━━ INFORMATION PROVIDED ━━

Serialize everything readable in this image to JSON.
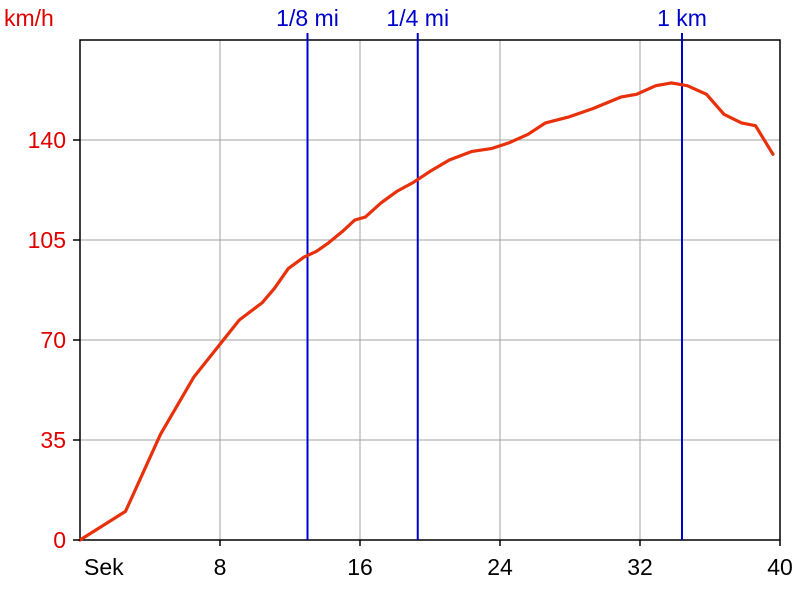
{
  "chart_data": {
    "type": "line",
    "y_unit_label": "km/h",
    "x_unit_label": "Sek",
    "xlim": [
      0,
      40
    ],
    "ylim": [
      0,
      175
    ],
    "x_ticks": [
      8,
      16,
      24,
      32,
      40
    ],
    "y_ticks": [
      0,
      35,
      70,
      105,
      140
    ],
    "grid": true,
    "colors": {
      "line": "#e8300a",
      "marker": "#0000cc",
      "grid": "#a0a0a0",
      "y_text": "#e00000"
    },
    "distance_markers": [
      {
        "label": "1/8 mi",
        "x": 13.0
      },
      {
        "label": "1/4 mi",
        "x": 19.3
      },
      {
        "label": "1 km",
        "x": 34.4
      }
    ],
    "series": [
      {
        "x": [
          0,
          2.6,
          4.6,
          6.5,
          7.8,
          9.1,
          10.4,
          11.1,
          11.9,
          12.8,
          13.5,
          14.2,
          15.0,
          15.7,
          16.3,
          17.2,
          18.1,
          19.0,
          20.0,
          21.1,
          22.4,
          23.5,
          24.5,
          25.6,
          26.6,
          27.9,
          29.3,
          30.9,
          31.8,
          32.9,
          33.8,
          34.7,
          35.8,
          36.8,
          37.8,
          38.6,
          39.6
        ],
        "y": [
          0,
          10,
          37,
          57,
          67,
          77,
          83,
          88,
          95,
          99,
          101,
          104,
          108,
          112,
          113,
          118,
          122,
          125,
          129,
          133,
          136,
          137,
          139,
          142,
          146,
          148,
          151,
          155,
          156,
          159,
          160,
          159,
          156,
          149,
          146,
          145,
          135
        ]
      }
    ]
  }
}
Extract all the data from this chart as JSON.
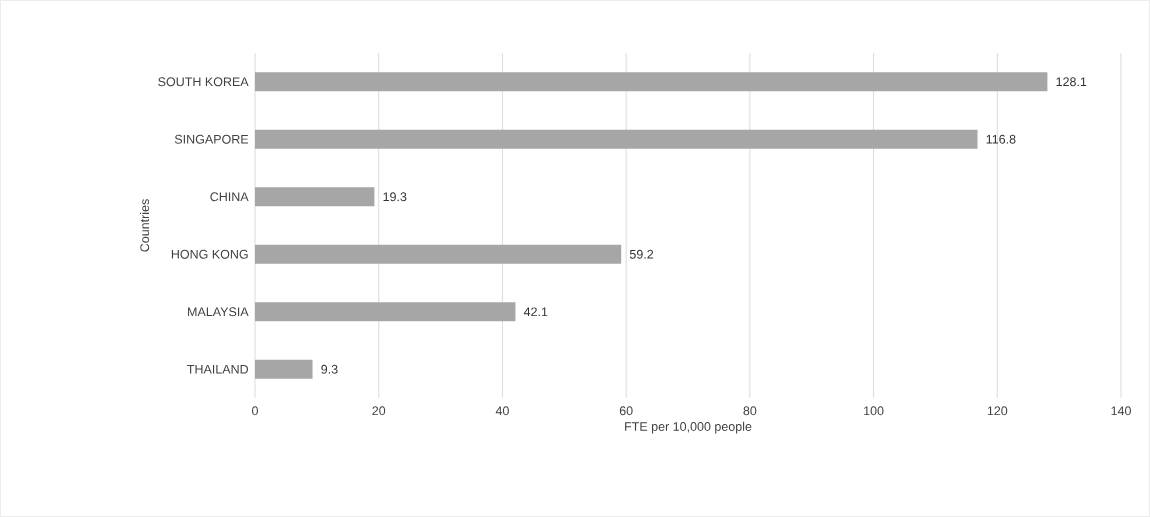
{
  "chart_data": {
    "type": "bar",
    "orientation": "horizontal",
    "categories": [
      "SOUTH KOREA",
      "SINGAPORE",
      "CHINA",
      "HONG KONG",
      "MALAYSIA",
      "THAILAND"
    ],
    "values": [
      128.1,
      116.8,
      19.3,
      59.2,
      42.1,
      9.3
    ],
    "color": "#a6a6a6",
    "xlim": [
      0,
      140
    ],
    "xticks": [
      0,
      20,
      40,
      60,
      80,
      100,
      120,
      140
    ],
    "grid": "x",
    "data_labels": true,
    "xlabel": "FTE per 10,000 people",
    "ylabel": "Countries"
  }
}
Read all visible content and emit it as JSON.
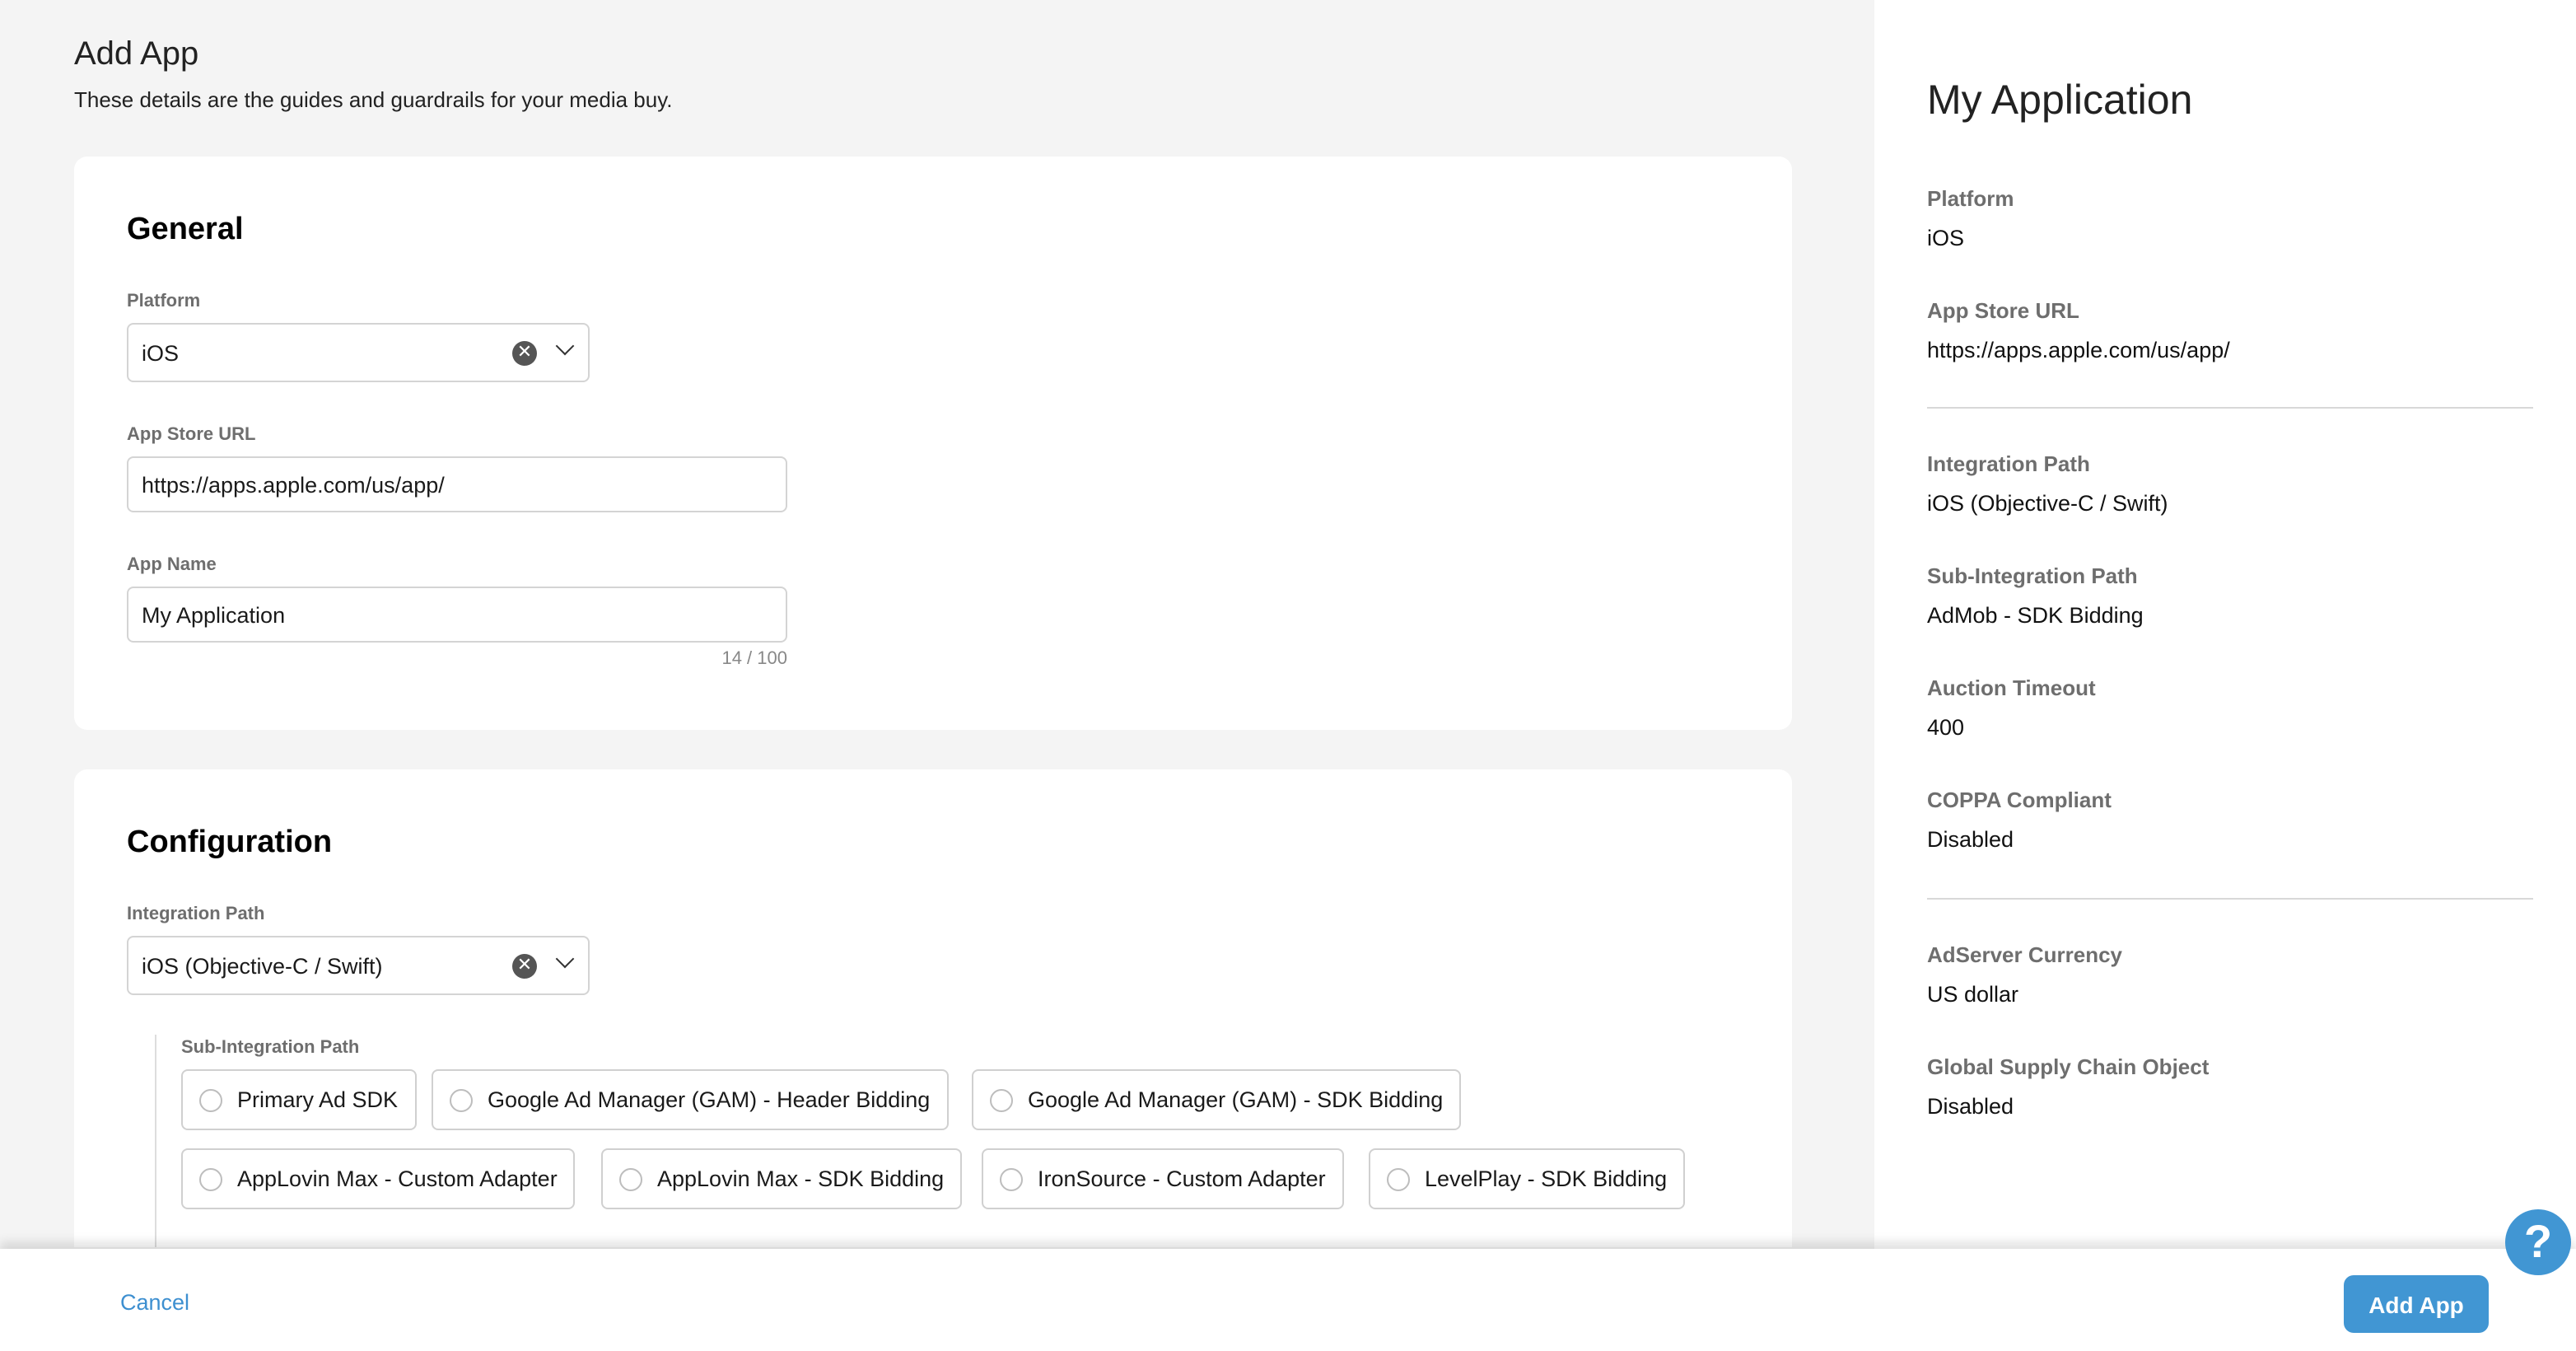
{
  "page": {
    "title": "Add App",
    "subtitle": "These details are the guides and guardrails for your media buy."
  },
  "general": {
    "heading": "General",
    "platform": {
      "label": "Platform",
      "value": "iOS"
    },
    "app_store_url": {
      "label": "App Store URL",
      "value": "https://apps.apple.com/us/app/"
    },
    "app_name": {
      "label": "App Name",
      "value": "My Application",
      "counter": "14 / 100"
    }
  },
  "configuration": {
    "heading": "Configuration",
    "integration_path": {
      "label": "Integration Path",
      "value": "iOS (Objective-C / Swift)"
    },
    "sub_integration": {
      "label": "Sub-Integration Path",
      "options": [
        "Primary Ad SDK",
        "Google Ad Manager (GAM) - Header Bidding",
        "Google Ad Manager (GAM) - SDK Bidding",
        "AppLovin Max - Custom Adapter",
        "AppLovin Max - SDK Bidding",
        "IronSource - Custom Adapter",
        "LevelPlay - SDK Bidding"
      ]
    }
  },
  "summary": {
    "title": "My Application",
    "items": [
      {
        "label": "Platform",
        "value": "iOS"
      },
      {
        "label": "App Store URL",
        "value": "https://apps.apple.com/us/app/"
      },
      {
        "label": "Integration Path",
        "value": "iOS (Objective-C / Swift)"
      },
      {
        "label": "Sub-Integration Path",
        "value": "AdMob - SDK Bidding"
      },
      {
        "label": "Auction Timeout",
        "value": "400"
      },
      {
        "label": "COPPA Compliant",
        "value": "Disabled"
      },
      {
        "label": "AdServer Currency",
        "value": "US dollar"
      },
      {
        "label": "Global Supply Chain Object",
        "value": "Disabled"
      }
    ]
  },
  "footer": {
    "cancel": "Cancel",
    "submit": "Add App",
    "help": "?"
  },
  "colors": {
    "accent": "#4196d3",
    "link": "#3d8fd0",
    "background": "#f4f4f4"
  }
}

━━━

§ **YOUR OBJECTIVE**: Filter out every line that lacks the word "Custom", and copy the rest.

§ **EXPECTED OUTPUT**:
        "AppLovin Max - Custom Adapter",
        "IronSource - Custom Adapter",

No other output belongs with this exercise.